Figure record extracts:
•••••

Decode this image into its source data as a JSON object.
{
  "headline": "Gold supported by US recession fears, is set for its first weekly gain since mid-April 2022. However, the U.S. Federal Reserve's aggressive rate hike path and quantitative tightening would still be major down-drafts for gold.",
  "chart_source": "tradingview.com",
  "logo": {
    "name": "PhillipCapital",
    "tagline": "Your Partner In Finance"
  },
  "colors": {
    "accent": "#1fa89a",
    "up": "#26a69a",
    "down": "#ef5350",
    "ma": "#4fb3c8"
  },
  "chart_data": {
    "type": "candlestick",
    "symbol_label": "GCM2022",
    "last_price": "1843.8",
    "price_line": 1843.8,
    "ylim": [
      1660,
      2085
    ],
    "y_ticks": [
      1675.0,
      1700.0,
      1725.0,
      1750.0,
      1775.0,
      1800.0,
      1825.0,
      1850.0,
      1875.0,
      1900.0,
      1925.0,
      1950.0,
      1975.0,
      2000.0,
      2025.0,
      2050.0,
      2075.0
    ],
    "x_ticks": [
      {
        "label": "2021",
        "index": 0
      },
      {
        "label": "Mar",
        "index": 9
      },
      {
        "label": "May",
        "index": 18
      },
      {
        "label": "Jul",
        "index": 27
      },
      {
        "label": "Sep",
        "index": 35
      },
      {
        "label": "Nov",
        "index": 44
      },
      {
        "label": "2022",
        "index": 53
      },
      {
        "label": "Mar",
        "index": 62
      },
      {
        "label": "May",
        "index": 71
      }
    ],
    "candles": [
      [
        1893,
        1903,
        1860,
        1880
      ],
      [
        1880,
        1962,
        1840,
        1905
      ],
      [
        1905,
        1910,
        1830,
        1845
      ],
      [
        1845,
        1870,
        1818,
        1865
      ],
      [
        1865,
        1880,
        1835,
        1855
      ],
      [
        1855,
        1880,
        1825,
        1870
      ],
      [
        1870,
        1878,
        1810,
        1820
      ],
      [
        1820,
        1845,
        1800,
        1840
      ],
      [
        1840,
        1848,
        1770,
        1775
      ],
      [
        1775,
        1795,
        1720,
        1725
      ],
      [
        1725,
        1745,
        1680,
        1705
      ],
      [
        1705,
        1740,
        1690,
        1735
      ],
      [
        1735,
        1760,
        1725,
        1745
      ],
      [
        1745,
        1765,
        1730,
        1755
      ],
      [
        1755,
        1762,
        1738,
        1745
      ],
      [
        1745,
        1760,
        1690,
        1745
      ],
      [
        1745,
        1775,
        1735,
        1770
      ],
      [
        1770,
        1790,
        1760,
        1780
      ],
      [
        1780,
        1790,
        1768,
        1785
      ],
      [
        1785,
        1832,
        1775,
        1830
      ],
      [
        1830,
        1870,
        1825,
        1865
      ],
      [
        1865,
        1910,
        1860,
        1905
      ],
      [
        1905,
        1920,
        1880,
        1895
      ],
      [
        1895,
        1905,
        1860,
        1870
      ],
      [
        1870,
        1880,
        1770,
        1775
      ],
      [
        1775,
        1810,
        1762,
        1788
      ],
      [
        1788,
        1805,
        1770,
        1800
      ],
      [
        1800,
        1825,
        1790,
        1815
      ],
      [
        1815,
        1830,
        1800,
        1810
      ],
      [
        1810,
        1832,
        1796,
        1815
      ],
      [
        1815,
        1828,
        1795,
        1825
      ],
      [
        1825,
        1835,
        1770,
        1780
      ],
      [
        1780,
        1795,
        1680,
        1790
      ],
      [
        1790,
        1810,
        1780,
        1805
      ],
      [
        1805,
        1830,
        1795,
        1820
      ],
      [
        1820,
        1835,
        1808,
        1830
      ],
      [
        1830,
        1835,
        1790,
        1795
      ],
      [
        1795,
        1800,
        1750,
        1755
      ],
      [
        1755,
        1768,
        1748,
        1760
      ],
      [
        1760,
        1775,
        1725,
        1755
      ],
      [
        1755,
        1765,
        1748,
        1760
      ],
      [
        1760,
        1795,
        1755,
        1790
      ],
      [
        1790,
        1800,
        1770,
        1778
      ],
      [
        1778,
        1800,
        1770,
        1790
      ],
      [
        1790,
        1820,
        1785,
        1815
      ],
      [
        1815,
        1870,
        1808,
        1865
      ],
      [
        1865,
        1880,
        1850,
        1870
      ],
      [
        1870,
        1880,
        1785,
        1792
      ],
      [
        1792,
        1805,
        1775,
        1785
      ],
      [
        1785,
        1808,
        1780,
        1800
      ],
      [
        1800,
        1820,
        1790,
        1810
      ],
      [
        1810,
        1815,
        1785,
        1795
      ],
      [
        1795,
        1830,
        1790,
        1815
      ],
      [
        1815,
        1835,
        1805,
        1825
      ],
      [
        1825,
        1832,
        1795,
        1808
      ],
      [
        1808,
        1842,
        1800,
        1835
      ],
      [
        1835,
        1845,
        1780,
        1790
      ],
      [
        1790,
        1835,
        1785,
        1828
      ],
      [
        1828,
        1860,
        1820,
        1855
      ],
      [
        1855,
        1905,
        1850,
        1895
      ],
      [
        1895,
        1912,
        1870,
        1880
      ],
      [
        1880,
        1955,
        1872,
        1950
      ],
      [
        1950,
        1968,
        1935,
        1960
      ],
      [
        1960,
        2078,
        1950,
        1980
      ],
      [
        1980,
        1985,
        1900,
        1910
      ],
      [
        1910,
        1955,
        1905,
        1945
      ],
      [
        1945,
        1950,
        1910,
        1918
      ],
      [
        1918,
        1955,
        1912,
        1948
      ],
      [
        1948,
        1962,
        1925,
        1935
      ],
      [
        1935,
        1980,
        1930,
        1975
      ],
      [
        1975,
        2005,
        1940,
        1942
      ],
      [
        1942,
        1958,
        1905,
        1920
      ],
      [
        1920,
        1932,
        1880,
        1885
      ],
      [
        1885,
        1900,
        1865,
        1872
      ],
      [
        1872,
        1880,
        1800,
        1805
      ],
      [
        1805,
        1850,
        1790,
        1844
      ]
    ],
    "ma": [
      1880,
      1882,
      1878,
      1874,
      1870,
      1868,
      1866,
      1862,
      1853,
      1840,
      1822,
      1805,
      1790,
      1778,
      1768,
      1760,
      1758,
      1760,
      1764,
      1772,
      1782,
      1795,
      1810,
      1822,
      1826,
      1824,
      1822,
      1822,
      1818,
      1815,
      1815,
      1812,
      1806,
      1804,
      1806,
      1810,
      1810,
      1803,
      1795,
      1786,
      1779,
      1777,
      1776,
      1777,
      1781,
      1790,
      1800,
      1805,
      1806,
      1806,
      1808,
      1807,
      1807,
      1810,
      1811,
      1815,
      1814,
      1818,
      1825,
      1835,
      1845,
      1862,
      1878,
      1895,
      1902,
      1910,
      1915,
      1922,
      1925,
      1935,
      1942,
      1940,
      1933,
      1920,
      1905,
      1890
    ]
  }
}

•••••

SET EXERCISE: Locate each line containing the string "index" and show it.

EXERCISE SOLUTION:
        "index": 0
        "index": 9
        "index": 18
        "index": 27
        "index": 35
        "index": 44
        "index": 53
        "index": 62
        "index": 71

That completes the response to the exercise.